● WHAT THE TASK ASKS: For each line that holds "Quận", copy the line out.

● RECORDS SHOWN:
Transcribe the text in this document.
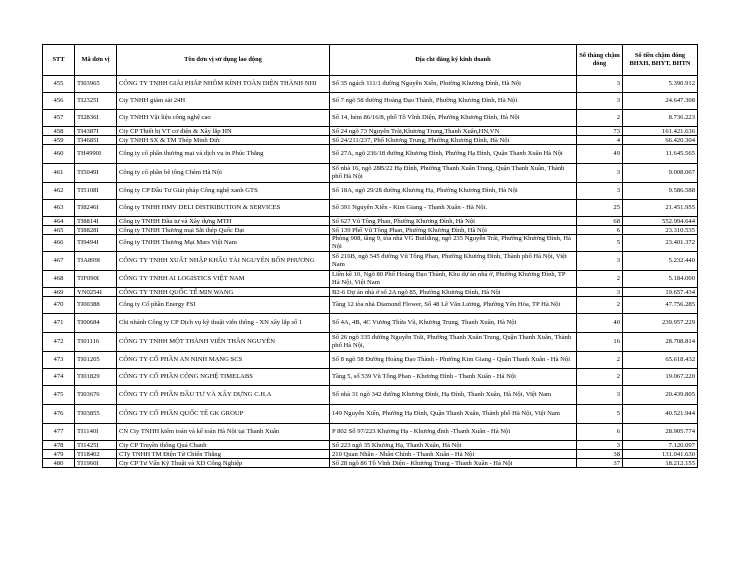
STT	Mã đơn vị	Tên đơn vị sử dụng lao động	Địa chỉ đăng ký kinh doanh	Số tháng chậm đóng	Số tiền chậm đóng BHXH, BHYT, BHTN
455	TI03965	CÔNG TY TNHH GIẢI PHÁP NHÔM KÍNH TOÀN DIỆN THÀNH NHI	Số 35 ngách 111/1 đường Nguyễn Xiển, Phường Khương Đình, Hà Nội	3	5.390.912
456	TI2325I	Cty TNHH giám sát 24H	Số 7 ngõ 58 đường Hoàng Đạo Thành, Phường Khương Đình, Hà Nội	3	24.647.308
457	TI2836I	Cty TNHH Vật liệu công nghệ cao	Số 14, hẻm 86/16/8, phố Tô Vĩnh Diện, Phường Khương Đình, Hà Nội	2	8.736.223
458	TI4387I	Cty CP Thiết bị VT cơ điện & Xây lắp HN	Số 24 ngõ 73 Nguyễn Trãi,Khương Trung,Thanh Xuân,HN,VN	73	161.421.636
459	TI4685I	Cty TNHH SX & TM Thép Minh Đức	Số 24/211/237, Phố Khương Trung, Phường Khương Đình, Hà Nội	4	66.420.304
460	TH4990I	Công ty cổ phần thương mại và dịch vụ in Phúc Thắng	Số 27A, ngõ 236/18 đường Khương Đình, Phường Hạ Đình, Quận Thanh Xuân Hà Nội	49	11.645.565
461	TI5049I	Công ty cổ phần bê tông Chèm Hà Nội	Số nhà 16, ngõ 28B/22 Hạ Đình, Phường Thanh Xuân Trung, Quận Thanh Xuân, Thành phố Hà Nội	3	9.008.067
462	TI5108I	Công ty CP Đầu Tư Giải pháp Công nghệ xanh GTS	Số 18A, ngõ 29/28 đường Khương Hạ, Phường Khương Đình, Hà Nội	3	9.586.588
463	TI8246I	Công ty TNHH HMV DELI DISTRIBUTION & SERVICES	Số 391 Nguyễn Xiển - Kim Giang - Thanh Xuân - Hà Nội.	25	21.451.955
464	TI8814I	Công ty TNHH Đầu tư và Xây dựng MTH	Số 627 Vũ Tông Phan, Phường Khương Đình, Hà Nội	68	552.994.644
465	TI8828I	Công ty TNHH Thương mại Sắt thép Quốc Đạt	Số 139 Phố Vũ Tông Phan, Phường Khương Đình, Hà Nội	6	23.310.535
466	TI9494I	Công ty TNHH Thương Mại Mars Việt Nam	Phòng 908, tầng 9, tòa nhà VG Building, ngõ 235 Nguyễn Trãi, Phường Khương Đình, Hà Nội	5	23.401.372
467	TIA899I	CÔNG TY TNHH XUẤT NHẬP KHẨU TÀI NGUYÊN BỐN PHƯƠNG	Số 216B, ngõ 545 đường Vũ Tông Phan, Phường Khương Đình, Thành phố Hà Nội, Việt Nam	3	5.232.440
468	TIF090I	CÔNG TY TNHH AI LOGISTICS VIỆT NAM	Liền kề 10, Ngõ 80 Phố Hoàng Đạo Thành, Khu dự án nhà ở, Phường Khương Đình, TP Hà Nội, Việt Nam	2	5.184.000
469	YN0254I	CÔNG TY TNHH QUỐC TẾ MIN WANG	B2-6 Dự án nhà ở số 2A ngõ 85, Phường Khương Đình, Hà Nội	3	19.657.434
470	TI00388	Công ty Cổ phần Energy FSI	Tầng 12 tòa nhà Diamond Flower, Số 48 Lê Văn Lương, Phường Yên Hòa, TP Hà Nội	2	47.756.285
471	TI00684	Chi nhánh Công ty CP Dịch vụ kỹ thuật viễn thông - XN xây lắp số 1	Số 4A, 4B, 4C Vương Thừa Vũ, Khương Trung, Thanh Xuân, Hà Nội	40	239.957.229
472	TI01116	CÔNG TY TNHH MỘT THÀNH VIÊN THÂN NGUYÊN	Số 26 ngõ 335 đường Nguyễn Trãi, Phường Thanh Xuân Trung, Quận Thanh Xuân, Thành phố Hà Nội,	16	28.708.814
473	TI01205	CÔNG TY CỔ PHẦN AN NINH MẠNG SCS	Số 8 ngõ 58 Đường Hoàng Đạo Thành - Phường Kim Giang - Quận Thanh Xuân - Hà Nội	2	65.618.432
474	TI01829	CÔNG TY CỔ PHẦN CÔNG NGHỆ TIMELABS	Tầng 5, số 539 Vũ Tông Phan - Khương Đình - Thanh Xuân - Hà Nội	2	19.067.220
475	TI03676	CÔNG TY CỔ PHẦN ĐẦU TƯ VÀ XÂY DỰNG C.H.A	Số nhà 31 ngõ 342 đường Khương Đình, Hạ Đình, Thanh Xuân, Hà Nội, Việt Nam	3	20.439.805
476	TI03855	CÔNG TY CỔ PHẦN QUỐC TẾ GK GROUP	149 Nguyễn Xiển, Phường Hạ Đình, Quận Thanh Xuân, Thành phố Hà Nội, Việt Nam	5	40.521.944
477	TI1140I	CN Cty TNHH kiểm toán và kế toán Hà Nội tại Thanh Xuân	P 802 Số 97/223 Khương Hạ - Khương đình -Thanh Xuân - Hà Nội	6	28.905.774
478	TI1425I	Cty CP Truyền thông Quả Chanh	Số 223 ngõ 35 Khương Hạ, Thanh Xuân, Hà Nội	3	7.120.097
479	TI18402	CTy TNHH TM Điện Tử Chiến Thắng	210 Quan Nhân - Nhân Chính - Thanh Xuân - Hà Nội	38	131.041.630
480	TI1960I	Cty CP Tư Vấn Kỹ Thuật và XD Công Nghiệp	Số 28 ngõ 86 Tô Vĩnh Diện - Khương Trung - Thanh Xuân - Hà Nội	37	18.212.155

● SOLUTION TO THIS TASK:
460	TH4990I	Công ty cổ phần thương mại và dịch vụ in Phúc Thắng	Số 27A, ngõ 236/18 đường Khương Đình, Phường Hạ Đình, Quận Thanh Xuân Hà Nội	49	11.645.565
461	TI5049I	Công ty cổ phần bê tông Chèm Hà Nội	Số nhà 16, ngõ 28B/22 Hạ Đình, Phường Thanh Xuân Trung, Quận Thanh Xuân, Thành phố Hà Nội	3	9.008.067
472	TI01116	CÔNG TY TNHH MỘT THÀNH VIÊN THÂN NGUYÊN	Số 26 ngõ 335 đường Nguyễn Trãi, Phường Thanh Xuân Trung, Quận Thanh Xuân, Thành phố Hà Nội,	16	28.708.814
473	TI01205	CÔNG TY CỔ PHẦN AN NINH MẠNG SCS	Số 8 ngõ 58 Đường Hoàng Đạo Thành - Phường Kim Giang - Quận Thanh Xuân - Hà Nội	2	65.618.432
476	TI03855	CÔNG TY CỔ PHẦN QUỐC TẾ GK GROUP	149 Nguyễn Xiển, Phường Hạ Đình, Quận Thanh Xuân, Thành phố Hà Nội, Việt Nam	5	40.521.944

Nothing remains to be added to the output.